● Record extracts

★ ★ ★ ★ ★

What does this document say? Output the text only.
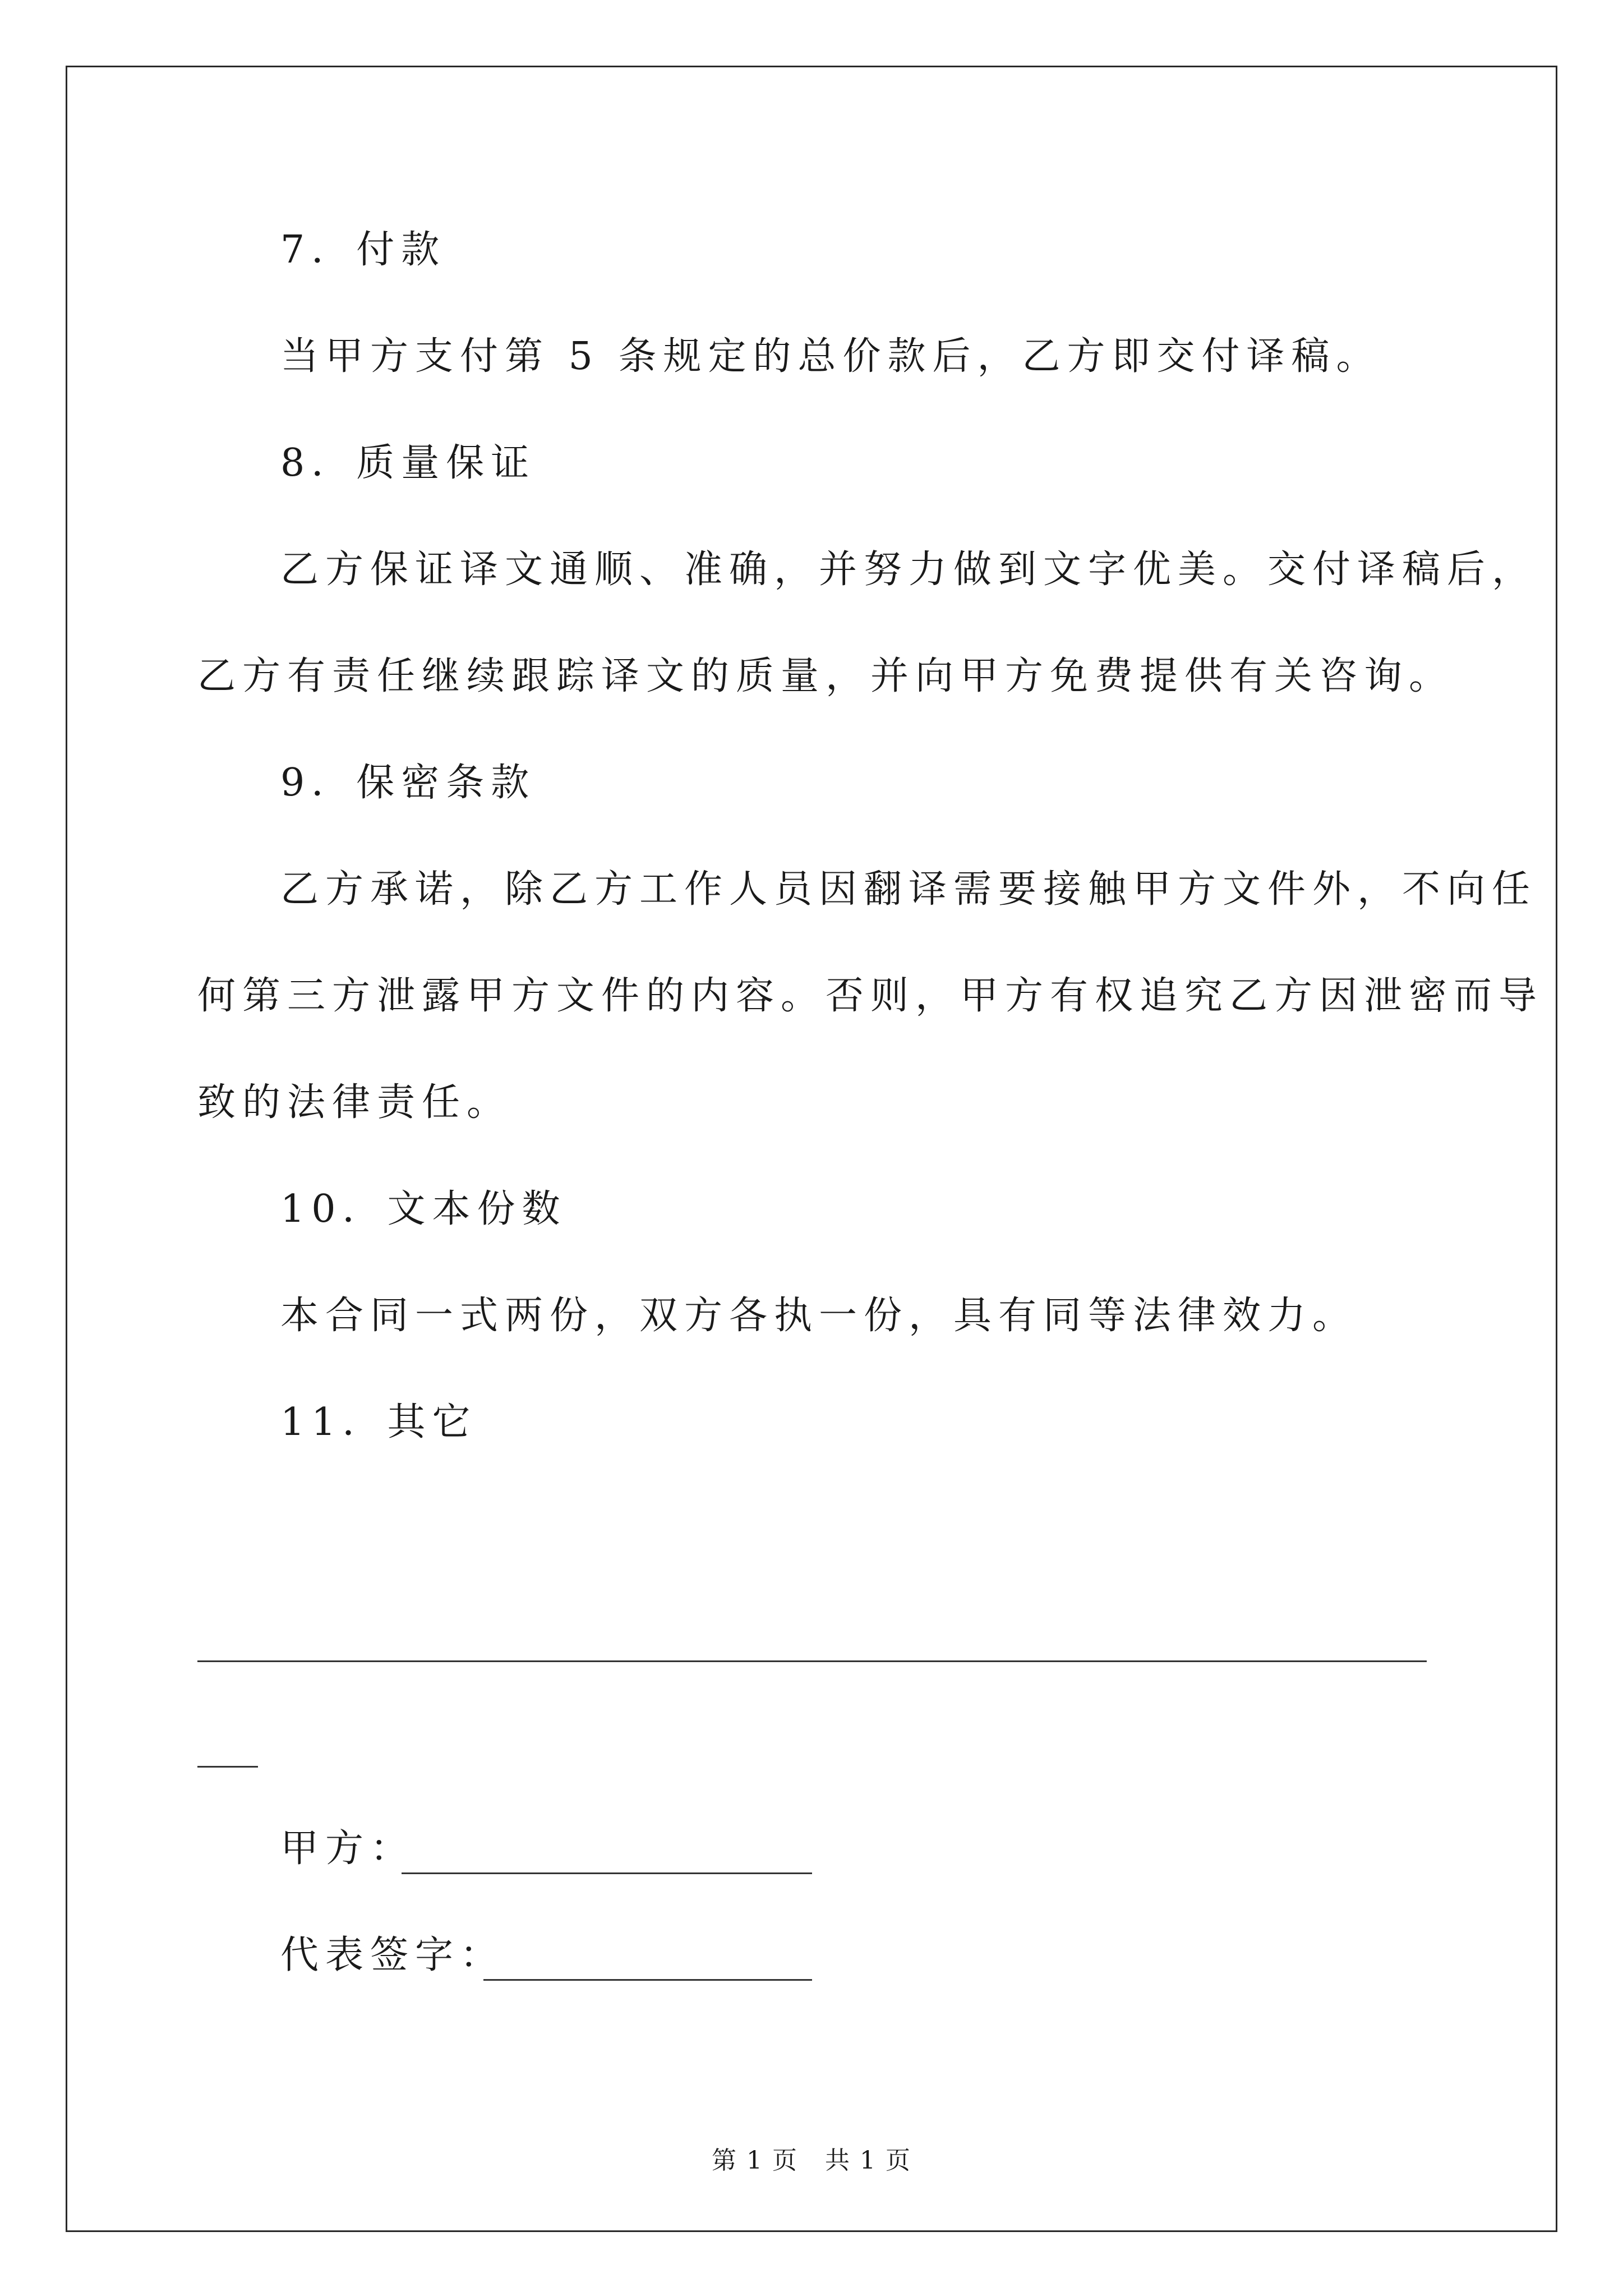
7．付款
当甲方支付第 5 条规定的总价款后，乙方即交付译稿。
8．质量保证
乙方保证译文通顺、准确，并努力做到文字优美。交付译稿后，
乙方有责任继续跟踪译文的质量，并向甲方免费提供有关咨询。
9．保密条款
乙方承诺，除乙方工作人员因翻译需要接触甲方文件外，不向任
何第三方泄露甲方文件的内容。否则，甲方有权追究乙方因泄密而导
致的法律责任。
10．文本份数
本合同一式两份，双方各执一份，具有同等法律效力。
11．其它
甲方：
代表签字：
第 1 页   共 1 页
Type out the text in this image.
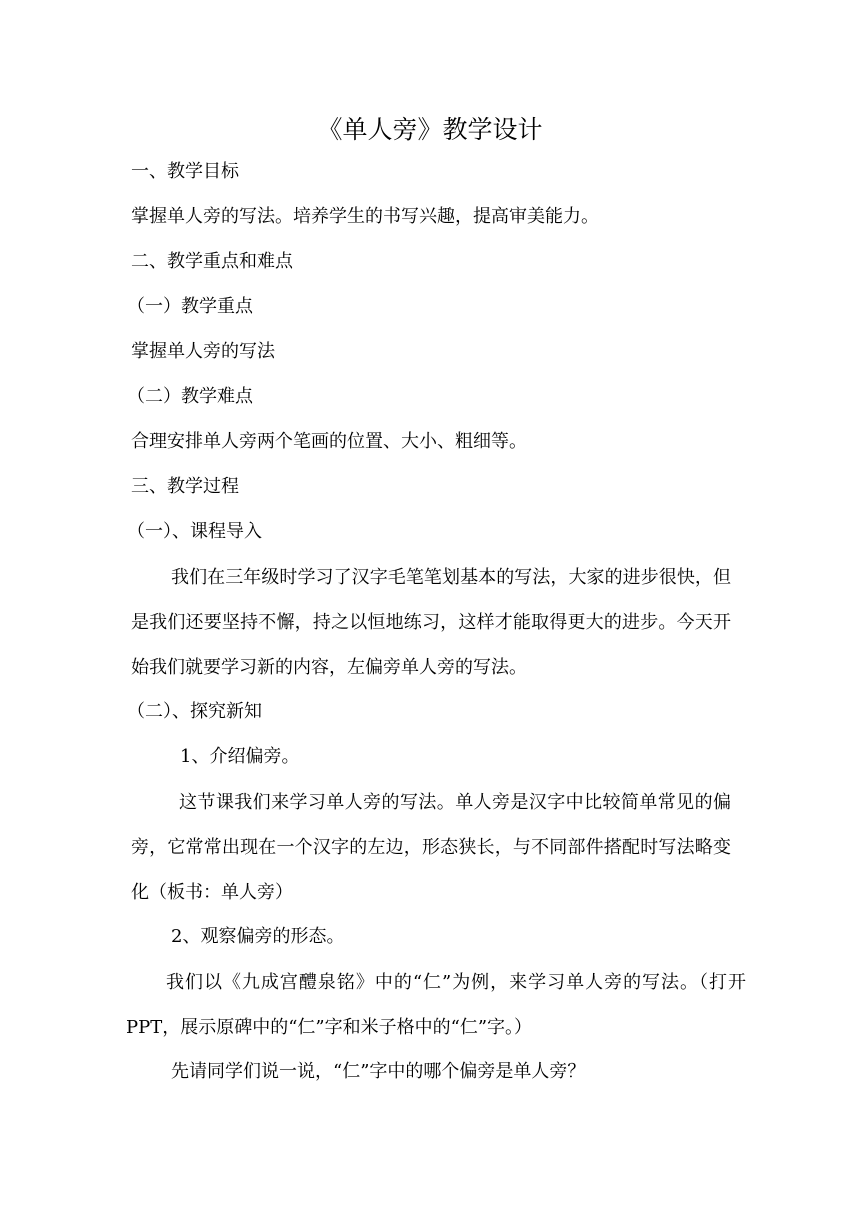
《单人旁》教学设计
一、教学目标
掌握单人旁的写法。培养学生的书写兴趣，提高审美能力。
二、教学重点和难点
（一）教学重点
掌握单人旁的写法
（二）教学难点
合理安排单人旁两个笔画的位置、大小、粗细等。
三、教学过程
（一）、课程导入
我们在三年级时学习了汉字毛笔笔划基本的写法，大家的进步很快，但是我们还要坚持不懈，持之以恒地练习，这样才能取得更大的进步。今天开始我们就要学习新的内容，左偏旁单人旁的写法。
（二）、探究新知
1、介绍偏旁。
这节课我们来学习单人旁的写法。单人旁是汉字中比较简单常见的偏旁，它常常出现在一个汉字的左边，形态狭长，与不同部件搭配时写法略变化（板书：单人旁）
2、观察偏旁的形态。
我们以《九成宫醴泉铭》中的“仁”为例，来学习单人旁的写法。（打开 PPT，展示原碑中的“仁”字和米子格中的“仁”字。）
先请同学们说一说，“仁”字中的哪个偏旁是单人旁？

★ ★ ★ ★ ★

Write out exactly the lines from the one containing "Type out the text in this image." through the last line of the records above, both ends included, and leave out any pictures.

Type out the text in this image.
《单人旁》教学设计
一、教学目标
掌握单人旁的写法。培养学生的书写兴趣，提高审美能力。
二、教学重点和难点
（一）教学重点
掌握单人旁的写法
（二）教学难点
合理安排单人旁两个笔画的位置、大小、粗细等。
三、教学过程
（一）、课程导入
我们在三年级时学习了汉字毛笔笔划基本的写法，大家的进步很快，但是我们还要坚持不懈，持之以恒地练习，这样才能取得更大的进步。今天开始我们就要学习新的内容，左偏旁单人旁的写法。
（二）、探究新知
1、介绍偏旁。
这节课我们来学习单人旁的写法。单人旁是汉字中比较简单常见的偏旁，它常常出现在一个汉字的左边，形态狭长，与不同部件搭配时写法略变化（板书：单人旁）
2、观察偏旁的形态。
我们以《九成宫醴泉铭》中的“仁”为例，来学习单人旁的写法。（打开 PPT，展示原碑中的“仁”字和米子格中的“仁”字。）
先请同学们说一说，“仁”字中的哪个偏旁是单人旁？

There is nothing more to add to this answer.